Data for processing —
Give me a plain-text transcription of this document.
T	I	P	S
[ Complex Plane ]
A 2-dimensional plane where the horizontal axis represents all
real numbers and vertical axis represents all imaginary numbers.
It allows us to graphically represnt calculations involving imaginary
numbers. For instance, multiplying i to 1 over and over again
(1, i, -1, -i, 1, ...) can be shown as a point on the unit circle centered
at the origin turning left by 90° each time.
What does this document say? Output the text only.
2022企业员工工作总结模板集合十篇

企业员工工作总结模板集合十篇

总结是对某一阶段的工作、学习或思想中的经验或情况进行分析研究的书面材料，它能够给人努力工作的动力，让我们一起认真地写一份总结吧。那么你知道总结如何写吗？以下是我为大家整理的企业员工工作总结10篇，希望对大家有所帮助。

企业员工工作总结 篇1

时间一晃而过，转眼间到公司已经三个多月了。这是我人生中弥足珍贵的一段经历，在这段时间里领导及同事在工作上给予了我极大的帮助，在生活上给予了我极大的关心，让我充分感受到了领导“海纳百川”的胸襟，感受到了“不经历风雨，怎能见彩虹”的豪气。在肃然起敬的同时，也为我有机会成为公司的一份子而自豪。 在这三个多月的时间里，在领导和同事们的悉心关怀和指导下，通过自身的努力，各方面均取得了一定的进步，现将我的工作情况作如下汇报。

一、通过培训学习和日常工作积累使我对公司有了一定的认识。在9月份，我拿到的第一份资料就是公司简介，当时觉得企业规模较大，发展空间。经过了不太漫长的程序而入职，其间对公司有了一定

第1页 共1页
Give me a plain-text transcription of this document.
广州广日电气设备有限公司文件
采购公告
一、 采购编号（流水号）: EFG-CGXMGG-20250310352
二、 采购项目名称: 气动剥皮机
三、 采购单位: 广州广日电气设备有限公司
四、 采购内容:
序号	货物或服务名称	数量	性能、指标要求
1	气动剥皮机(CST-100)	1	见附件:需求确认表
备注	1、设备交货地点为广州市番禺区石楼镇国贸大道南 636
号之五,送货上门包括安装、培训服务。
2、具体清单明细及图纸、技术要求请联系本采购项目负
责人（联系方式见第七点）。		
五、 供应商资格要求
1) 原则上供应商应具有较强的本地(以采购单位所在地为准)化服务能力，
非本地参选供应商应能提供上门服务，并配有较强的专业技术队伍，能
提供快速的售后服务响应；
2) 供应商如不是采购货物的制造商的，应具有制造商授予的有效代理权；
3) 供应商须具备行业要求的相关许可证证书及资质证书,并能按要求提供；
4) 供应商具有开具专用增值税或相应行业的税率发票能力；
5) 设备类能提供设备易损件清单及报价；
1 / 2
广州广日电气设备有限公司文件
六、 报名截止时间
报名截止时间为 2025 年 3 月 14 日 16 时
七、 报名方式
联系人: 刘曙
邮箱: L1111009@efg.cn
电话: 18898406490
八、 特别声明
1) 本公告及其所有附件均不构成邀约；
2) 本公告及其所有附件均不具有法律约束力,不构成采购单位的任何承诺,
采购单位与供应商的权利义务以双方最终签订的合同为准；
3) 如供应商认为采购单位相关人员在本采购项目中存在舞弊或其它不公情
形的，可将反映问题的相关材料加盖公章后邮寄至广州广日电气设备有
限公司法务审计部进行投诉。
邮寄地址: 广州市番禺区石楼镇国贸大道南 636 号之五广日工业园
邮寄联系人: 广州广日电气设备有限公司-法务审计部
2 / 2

==

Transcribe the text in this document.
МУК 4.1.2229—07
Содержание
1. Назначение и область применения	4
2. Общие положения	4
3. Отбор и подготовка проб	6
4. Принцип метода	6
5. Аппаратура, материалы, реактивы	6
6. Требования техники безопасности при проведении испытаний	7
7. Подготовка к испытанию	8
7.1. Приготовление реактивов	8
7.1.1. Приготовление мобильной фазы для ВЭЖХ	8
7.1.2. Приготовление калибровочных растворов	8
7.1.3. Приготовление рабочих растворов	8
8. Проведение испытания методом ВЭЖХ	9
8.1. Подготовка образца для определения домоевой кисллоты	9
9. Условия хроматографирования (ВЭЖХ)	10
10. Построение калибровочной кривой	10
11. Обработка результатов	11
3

Requirement —
Among the lines of the data above, count those holding "气动剥皮机" and state only the number.

Finished exercise —
2